▶ _Task statement_
Reproduce the material in full, unchanged.

▶ _Material for this exercise_

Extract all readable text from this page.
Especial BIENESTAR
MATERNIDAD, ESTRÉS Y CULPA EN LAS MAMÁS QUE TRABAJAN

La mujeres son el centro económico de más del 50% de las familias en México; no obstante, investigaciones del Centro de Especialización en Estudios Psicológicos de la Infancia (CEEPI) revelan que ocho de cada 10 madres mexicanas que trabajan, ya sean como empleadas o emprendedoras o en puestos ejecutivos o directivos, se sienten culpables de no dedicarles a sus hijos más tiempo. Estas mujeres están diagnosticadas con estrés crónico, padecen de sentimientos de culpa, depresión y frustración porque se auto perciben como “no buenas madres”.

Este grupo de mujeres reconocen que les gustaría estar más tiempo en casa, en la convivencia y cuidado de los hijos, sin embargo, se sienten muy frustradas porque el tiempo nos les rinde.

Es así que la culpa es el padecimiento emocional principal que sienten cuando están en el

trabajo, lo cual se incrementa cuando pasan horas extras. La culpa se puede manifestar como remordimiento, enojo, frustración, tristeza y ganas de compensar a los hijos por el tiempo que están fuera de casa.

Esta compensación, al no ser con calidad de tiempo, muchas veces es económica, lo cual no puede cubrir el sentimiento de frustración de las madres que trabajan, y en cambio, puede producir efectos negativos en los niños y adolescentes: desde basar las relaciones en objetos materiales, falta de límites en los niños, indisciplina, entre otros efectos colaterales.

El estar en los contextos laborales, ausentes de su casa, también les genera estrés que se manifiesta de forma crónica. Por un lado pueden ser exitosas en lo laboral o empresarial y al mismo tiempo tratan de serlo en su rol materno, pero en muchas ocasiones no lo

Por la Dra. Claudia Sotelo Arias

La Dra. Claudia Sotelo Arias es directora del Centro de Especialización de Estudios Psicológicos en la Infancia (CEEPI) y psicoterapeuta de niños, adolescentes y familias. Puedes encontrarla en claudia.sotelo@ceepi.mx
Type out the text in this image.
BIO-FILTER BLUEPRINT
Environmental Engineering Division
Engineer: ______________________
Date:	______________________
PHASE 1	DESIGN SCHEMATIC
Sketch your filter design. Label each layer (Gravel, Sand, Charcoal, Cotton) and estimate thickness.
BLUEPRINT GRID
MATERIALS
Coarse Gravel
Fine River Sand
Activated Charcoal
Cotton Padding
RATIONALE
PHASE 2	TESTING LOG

▶ _Solution to this exercise_
Extract all readable text from this page.
Especial BIENESTAR
MATERNIDAD, ESTRÉS Y CULPA EN LAS MAMÁS QUE TRABAJAN

La mujeres son el centro económico de más del 50% de las familias en México; no obstante, investigaciones del Centro de Especialización en Estudios Psicológicos de la Infancia (CEEPI) revelan que ocho de cada 10 madres mexicanas que trabajan, ya sean como empleadas o emprendedoras o en puestos ejecutivos o directivos, se sienten culpables de no dedicarles a sus hijos más tiempo. Estas mujeres están diagnosticadas con estrés crónico, padecen de sentimientos de culpa, depresión y frustración porque se auto perciben como “no buenas madres”.

Este grupo de mujeres reconocen que les gustaría estar más tiempo en casa, en la convivencia y cuidado de los hijos, sin embargo, se sienten muy frustradas porque el tiempo nos les rinde.

Es así que la culpa es el padecimiento emocional principal que sienten cuando están en el

trabajo, lo cual se incrementa cuando pasan horas extras. La culpa se puede manifestar como remordimiento, enojo, frustración, tristeza y ganas de compensar a los hijos por el tiempo que están fuera de casa.

Esta compensación, al no ser con calidad de tiempo, muchas veces es económica, lo cual no puede cubrir el sentimiento de frustración de las madres que trabajan, y en cambio, puede producir efectos negativos en los niños y adolescentes: desde basar las relaciones en objetos materiales, falta de límites en los niños, indisciplina, entre otros efectos colaterales.

El estar en los contextos laborales, ausentes de su casa, también les genera estrés que se manifiesta de forma crónica. Por un lado pueden ser exitosas en lo laboral o empresarial y al mismo tiempo tratan de serlo en su rol materno, pero en muchas ocasiones no lo

Por la Dra. Claudia Sotelo Arias

La Dra. Claudia Sotelo Arias es directora del Centro de Especialización de Estudios Psicológicos en la Infancia (CEEPI) y psicoterapeuta de niños, adolescentes y familias. Puedes encontrarla en claudia.sotelo@ceepi.mx
Type out the text in this image.
BIO-FILTER BLUEPRINT
Environmental Engineering Division
Engineer: ______________________
Date:	______________________
PHASE 1	DESIGN SCHEMATIC
Sketch your filter design. Label each layer (Gravel, Sand, Charcoal, Cotton) and estimate thickness.
BLUEPRINT GRID
MATERIALS
Coarse Gravel
Fine River Sand
Activated Charcoal
Cotton Padding
RATIONALE
PHASE 2	TESTING LOG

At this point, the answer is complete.